### Goal
Reproduce all the entries precisely.

--- Input data ---

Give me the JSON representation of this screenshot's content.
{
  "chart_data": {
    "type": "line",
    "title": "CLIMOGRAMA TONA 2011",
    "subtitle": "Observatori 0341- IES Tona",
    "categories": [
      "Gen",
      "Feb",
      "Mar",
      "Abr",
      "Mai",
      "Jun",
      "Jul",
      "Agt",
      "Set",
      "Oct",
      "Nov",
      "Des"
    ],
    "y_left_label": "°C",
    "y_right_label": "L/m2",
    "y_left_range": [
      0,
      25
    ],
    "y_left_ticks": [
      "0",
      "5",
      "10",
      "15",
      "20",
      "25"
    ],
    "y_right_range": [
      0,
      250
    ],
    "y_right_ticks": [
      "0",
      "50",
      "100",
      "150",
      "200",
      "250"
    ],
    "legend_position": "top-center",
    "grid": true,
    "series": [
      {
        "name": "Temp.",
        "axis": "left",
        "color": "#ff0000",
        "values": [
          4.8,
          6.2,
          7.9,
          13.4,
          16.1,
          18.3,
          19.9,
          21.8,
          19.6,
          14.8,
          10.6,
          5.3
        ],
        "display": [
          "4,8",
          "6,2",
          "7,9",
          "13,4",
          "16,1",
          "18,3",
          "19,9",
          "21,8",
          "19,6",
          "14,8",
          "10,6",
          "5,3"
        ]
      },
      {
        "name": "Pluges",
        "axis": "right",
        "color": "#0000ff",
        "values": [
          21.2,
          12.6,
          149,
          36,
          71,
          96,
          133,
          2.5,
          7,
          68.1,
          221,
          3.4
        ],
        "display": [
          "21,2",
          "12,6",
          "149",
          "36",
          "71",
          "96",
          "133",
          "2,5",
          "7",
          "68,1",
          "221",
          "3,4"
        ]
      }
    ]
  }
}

---

### Exercise response
Give me the JSON representation of this screenshot's content.
{
  "chart_data": {
    "type": "line",
    "title": "CLIMOGRAMA TONA 2011",
    "subtitle": "Observatori 0341- IES Tona",
    "categories": [
      "Gen",
      "Feb",
      "Mar",
      "Abr",
      "Mai",
      "Jun",
      "Jul",
      "Agt",
      "Set",
      "Oct",
      "Nov",
      "Des"
    ],
    "y_left_label": "°C",
    "y_right_label": "L/m2",
    "y_left_range": [
      0,
      25
    ],
    "y_left_ticks": [
      "0",
      "5",
      "10",
      "15",
      "20",
      "25"
    ],
    "y_right_range": [
      0,
      250
    ],
    "y_right_ticks": [
      "0",
      "50",
      "100",
      "150",
      "200",
      "250"
    ],
    "legend_position": "top-center",
    "grid": true,
    "series": [
      {
        "name": "Temp.",
        "axis": "left",
        "color": "#ff0000",
        "values": [
          4.8,
          6.2,
          7.9,
          13.4,
          16.1,
          18.3,
          19.9,
          21.8,
          19.6,
          14.8,
          10.6,
          5.3
        ],
        "display": [
          "4,8",
          "6,2",
          "7,9",
          "13,4",
          "16,1",
          "18,3",
          "19,9",
          "21,8",
          "19,6",
          "14,8",
          "10,6",
          "5,3"
        ]
      },
      {
        "name": "Pluges",
        "axis": "right",
        "color": "#0000ff",
        "values": [
          21.2,
          12.6,
          149,
          36,
          71,
          96,
          133,
          2.5,
          7,
          68.1,
          221,
          3.4
        ],
        "display": [
          "21,2",
          "12,6",
          "149",
          "36",
          "71",
          "96",
          "133",
          "2,5",
          "7",
          "68,1",
          "221",
          "3,4"
        ]
      }
    ]
  }
}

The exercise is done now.